- [EXERCISE]
Copy the material line for line, starting at its first line and ending at the line that contains "user-icon xyxy=(473,900,499,929)".

— BEGIN RECORDS FOR THE EXERCISE —

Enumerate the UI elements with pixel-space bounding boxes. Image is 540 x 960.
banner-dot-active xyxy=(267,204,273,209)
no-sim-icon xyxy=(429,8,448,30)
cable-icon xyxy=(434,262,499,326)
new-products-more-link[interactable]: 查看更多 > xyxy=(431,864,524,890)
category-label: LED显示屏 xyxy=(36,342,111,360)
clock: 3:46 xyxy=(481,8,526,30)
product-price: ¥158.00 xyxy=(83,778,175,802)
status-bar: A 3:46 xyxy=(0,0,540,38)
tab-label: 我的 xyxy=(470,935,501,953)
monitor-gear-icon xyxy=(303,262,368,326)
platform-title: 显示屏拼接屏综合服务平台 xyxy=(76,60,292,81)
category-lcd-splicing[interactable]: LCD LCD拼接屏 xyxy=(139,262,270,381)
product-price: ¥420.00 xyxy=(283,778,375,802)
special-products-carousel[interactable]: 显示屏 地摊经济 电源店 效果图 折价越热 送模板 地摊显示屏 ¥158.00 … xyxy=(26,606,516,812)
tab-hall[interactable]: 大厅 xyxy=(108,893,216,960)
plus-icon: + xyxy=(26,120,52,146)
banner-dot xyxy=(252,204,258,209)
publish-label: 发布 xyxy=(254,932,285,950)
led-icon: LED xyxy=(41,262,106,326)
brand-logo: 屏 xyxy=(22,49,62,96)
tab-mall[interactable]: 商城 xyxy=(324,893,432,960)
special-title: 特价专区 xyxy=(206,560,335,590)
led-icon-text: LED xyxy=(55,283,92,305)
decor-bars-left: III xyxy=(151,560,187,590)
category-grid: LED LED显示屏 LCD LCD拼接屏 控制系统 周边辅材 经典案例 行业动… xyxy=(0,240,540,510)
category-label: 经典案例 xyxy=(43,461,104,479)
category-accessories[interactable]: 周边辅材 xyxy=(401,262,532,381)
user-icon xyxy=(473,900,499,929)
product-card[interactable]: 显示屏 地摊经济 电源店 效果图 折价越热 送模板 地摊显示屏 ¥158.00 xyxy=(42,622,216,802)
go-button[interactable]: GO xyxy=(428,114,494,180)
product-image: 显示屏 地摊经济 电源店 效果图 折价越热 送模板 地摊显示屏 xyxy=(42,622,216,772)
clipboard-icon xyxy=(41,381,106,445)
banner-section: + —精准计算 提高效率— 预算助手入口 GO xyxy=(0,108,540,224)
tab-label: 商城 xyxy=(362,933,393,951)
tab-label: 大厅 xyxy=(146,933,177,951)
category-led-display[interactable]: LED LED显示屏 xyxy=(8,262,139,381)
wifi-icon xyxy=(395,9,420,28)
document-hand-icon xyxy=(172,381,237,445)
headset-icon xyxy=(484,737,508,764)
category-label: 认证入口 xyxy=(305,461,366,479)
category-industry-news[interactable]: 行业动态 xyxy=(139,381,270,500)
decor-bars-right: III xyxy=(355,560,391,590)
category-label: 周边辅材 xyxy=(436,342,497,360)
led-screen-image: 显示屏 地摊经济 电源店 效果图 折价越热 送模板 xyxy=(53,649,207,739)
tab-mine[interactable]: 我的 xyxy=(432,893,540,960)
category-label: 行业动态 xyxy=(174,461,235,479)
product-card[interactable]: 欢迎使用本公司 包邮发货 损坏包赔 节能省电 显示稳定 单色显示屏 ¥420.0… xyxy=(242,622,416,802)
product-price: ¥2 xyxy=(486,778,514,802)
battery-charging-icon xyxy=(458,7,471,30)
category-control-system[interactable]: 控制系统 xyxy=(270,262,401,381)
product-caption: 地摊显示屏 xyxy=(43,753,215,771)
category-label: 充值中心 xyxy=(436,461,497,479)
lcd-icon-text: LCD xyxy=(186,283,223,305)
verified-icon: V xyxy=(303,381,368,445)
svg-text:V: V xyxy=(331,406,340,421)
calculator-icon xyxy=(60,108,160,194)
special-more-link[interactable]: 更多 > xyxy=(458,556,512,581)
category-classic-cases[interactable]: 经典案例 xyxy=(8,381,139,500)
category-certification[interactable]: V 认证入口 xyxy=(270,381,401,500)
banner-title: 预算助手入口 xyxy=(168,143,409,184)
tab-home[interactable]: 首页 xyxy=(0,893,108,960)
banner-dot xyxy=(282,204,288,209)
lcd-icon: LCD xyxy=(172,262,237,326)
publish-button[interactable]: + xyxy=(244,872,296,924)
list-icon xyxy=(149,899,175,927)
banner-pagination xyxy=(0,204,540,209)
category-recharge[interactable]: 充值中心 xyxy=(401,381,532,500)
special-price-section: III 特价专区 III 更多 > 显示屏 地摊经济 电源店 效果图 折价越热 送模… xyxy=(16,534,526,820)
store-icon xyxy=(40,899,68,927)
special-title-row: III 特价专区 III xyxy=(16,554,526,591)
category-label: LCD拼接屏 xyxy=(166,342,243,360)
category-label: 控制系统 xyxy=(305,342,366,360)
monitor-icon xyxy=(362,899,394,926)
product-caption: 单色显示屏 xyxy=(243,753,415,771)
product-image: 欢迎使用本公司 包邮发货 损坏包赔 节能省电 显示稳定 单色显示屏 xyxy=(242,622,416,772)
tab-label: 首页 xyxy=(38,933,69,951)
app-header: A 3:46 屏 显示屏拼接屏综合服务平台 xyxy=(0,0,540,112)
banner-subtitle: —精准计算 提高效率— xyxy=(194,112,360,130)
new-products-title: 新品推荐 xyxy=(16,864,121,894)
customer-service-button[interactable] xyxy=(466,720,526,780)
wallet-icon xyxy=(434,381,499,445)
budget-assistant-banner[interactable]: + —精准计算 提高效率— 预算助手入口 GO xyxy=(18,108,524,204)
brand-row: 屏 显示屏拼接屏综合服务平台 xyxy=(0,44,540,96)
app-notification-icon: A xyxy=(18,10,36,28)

— END RECORDS FOR THE EXERCISE —

- [OUTPUT]
Enumerate the UI elements with pixel-space bounding boxes. Image is 540 x 960.
banner-dot-active xyxy=(267,204,273,209)
no-sim-icon xyxy=(429,8,448,30)
cable-icon xyxy=(434,262,499,326)
new-products-more-link[interactable]: 查看更多 > xyxy=(431,864,524,890)
category-label: LED显示屏 xyxy=(36,342,111,360)
clock: 3:46 xyxy=(481,8,526,30)
product-price: ¥158.00 xyxy=(83,778,175,802)
status-bar: A 3:46 xyxy=(0,0,540,38)
tab-label: 我的 xyxy=(470,935,501,953)
monitor-gear-icon xyxy=(303,262,368,326)
platform-title: 显示屏拼接屏综合服务平台 xyxy=(76,60,292,81)
category-lcd-splicing[interactable]: LCD LCD拼接屏 xyxy=(139,262,270,381)
product-price: ¥420.00 xyxy=(283,778,375,802)
special-products-carousel[interactable]: 显示屏 地摊经济 电源店 效果图 折价越热 送模板 地摊显示屏 ¥158.00 … xyxy=(26,606,516,812)
tab-hall[interactable]: 大厅 xyxy=(108,893,216,960)
plus-icon: + xyxy=(26,120,52,146)
banner-dot xyxy=(252,204,258,209)
publish-label: 发布 xyxy=(254,932,285,950)
led-icon: LED xyxy=(41,262,106,326)
brand-logo: 屏 xyxy=(22,49,62,96)
tab-mall[interactable]: 商城 xyxy=(324,893,432,960)
special-title: 特价专区 xyxy=(206,560,335,590)
led-icon-text: LED xyxy=(55,283,92,305)
decor-bars-left: III xyxy=(151,560,187,590)
category-grid: LED LED显示屏 LCD LCD拼接屏 控制系统 周边辅材 经典案例 行业动… xyxy=(0,240,540,510)
category-label: 经典案例 xyxy=(43,461,104,479)
category-accessories[interactable]: 周边辅材 xyxy=(401,262,532,381)
user-icon xyxy=(473,900,499,929)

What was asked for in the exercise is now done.